*Given information*
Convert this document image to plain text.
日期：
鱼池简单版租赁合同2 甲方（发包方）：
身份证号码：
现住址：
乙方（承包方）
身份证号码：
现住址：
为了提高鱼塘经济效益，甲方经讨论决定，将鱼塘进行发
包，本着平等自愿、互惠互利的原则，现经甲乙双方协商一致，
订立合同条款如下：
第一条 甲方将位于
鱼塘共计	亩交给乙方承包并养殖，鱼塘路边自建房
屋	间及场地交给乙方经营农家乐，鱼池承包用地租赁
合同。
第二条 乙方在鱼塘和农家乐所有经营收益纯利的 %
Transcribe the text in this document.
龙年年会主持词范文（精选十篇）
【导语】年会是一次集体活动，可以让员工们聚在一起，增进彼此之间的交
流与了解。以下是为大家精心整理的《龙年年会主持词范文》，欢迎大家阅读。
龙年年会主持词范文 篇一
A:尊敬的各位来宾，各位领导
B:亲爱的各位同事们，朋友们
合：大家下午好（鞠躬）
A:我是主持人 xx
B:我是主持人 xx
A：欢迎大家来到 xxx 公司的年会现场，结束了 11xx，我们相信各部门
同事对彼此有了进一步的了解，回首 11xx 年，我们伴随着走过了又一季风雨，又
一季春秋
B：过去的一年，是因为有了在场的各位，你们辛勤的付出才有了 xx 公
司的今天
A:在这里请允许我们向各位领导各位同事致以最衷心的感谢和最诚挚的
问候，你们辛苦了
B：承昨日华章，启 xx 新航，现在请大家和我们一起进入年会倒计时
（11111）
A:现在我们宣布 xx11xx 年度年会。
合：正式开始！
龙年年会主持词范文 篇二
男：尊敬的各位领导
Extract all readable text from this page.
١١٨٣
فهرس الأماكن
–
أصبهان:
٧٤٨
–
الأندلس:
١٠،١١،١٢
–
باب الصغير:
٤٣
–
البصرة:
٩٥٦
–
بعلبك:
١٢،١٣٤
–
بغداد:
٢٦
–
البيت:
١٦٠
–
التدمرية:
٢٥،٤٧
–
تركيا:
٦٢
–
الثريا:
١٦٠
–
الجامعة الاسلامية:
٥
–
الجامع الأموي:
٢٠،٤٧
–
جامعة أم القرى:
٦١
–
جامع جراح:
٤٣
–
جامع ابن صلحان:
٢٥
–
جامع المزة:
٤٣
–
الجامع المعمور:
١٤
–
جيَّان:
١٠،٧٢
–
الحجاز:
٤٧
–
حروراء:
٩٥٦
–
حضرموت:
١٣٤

*Problem statement*
Please quote every record above exactly as it appears.

*Expected output*
Convert this document image to plain text.
日期：
鱼池简单版租赁合同2 甲方（发包方）：
身份证号码：
现住址：
乙方（承包方）
身份证号码：
现住址：
为了提高鱼塘经济效益，甲方经讨论决定，将鱼塘进行发
包，本着平等自愿、互惠互利的原则，现经甲乙双方协商一致，
订立合同条款如下：
第一条 甲方将位于
鱼塘共计	亩交给乙方承包并养殖，鱼塘路边自建房
屋	间及场地交给乙方经营农家乐，鱼池承包用地租赁
合同。
第二条 乙方在鱼塘和农家乐所有经营收益纯利的 %
Transcribe the text in this document.
龙年年会主持词范文（精选十篇）
【导语】年会是一次集体活动，可以让员工们聚在一起，增进彼此之间的交
流与了解。以下是为大家精心整理的《龙年年会主持词范文》，欢迎大家阅读。
龙年年会主持词范文 篇一
A:尊敬的各位来宾，各位领导
B:亲爱的各位同事们，朋友们
合：大家下午好（鞠躬）
A:我是主持人 xx
B:我是主持人 xx
A：欢迎大家来到 xxx 公司的年会现场，结束了 11xx，我们相信各部门
同事对彼此有了进一步的了解，回首 11xx 年，我们伴随着走过了又一季风雨，又
一季春秋
B：过去的一年，是因为有了在场的各位，你们辛勤的付出才有了 xx 公
司的今天
A:在这里请允许我们向各位领导各位同事致以最衷心的感谢和最诚挚的
问候，你们辛苦了
B：承昨日华章，启 xx 新航，现在请大家和我们一起进入年会倒计时
（11111）
A:现在我们宣布 xx11xx 年度年会。
合：正式开始！
龙年年会主持词范文 篇二
男：尊敬的各位领导
Extract all readable text from this page.
١١٨٣
فهرس الأماكن
–
أصبهان:
٧٤٨
–
الأندلس:
١٠،١١،١٢
–
باب الصغير:
٤٣
–
البصرة:
٩٥٦
–
بعلبك:
١٢،١٣٤
–
بغداد:
٢٦
–
البيت:
١٦٠
–
التدمرية:
٢٥،٤٧
–
تركيا:
٦٢
–
الثريا:
١٦٠
–
الجامعة الاسلامية:
٥
–
الجامع الأموي:
٢٠،٤٧
–
جامعة أم القرى:
٦١
–
جامع جراح:
٤٣
–
جامع ابن صلحان:
٢٥
–
جامع المزة:
٤٣
–
الجامع المعمور:
١٤
–
جيَّان:
١٠،٧٢
–
الحجاز:
٤٧
–
حروراء:
٩٥٦
–
حضرموت:
١٣٤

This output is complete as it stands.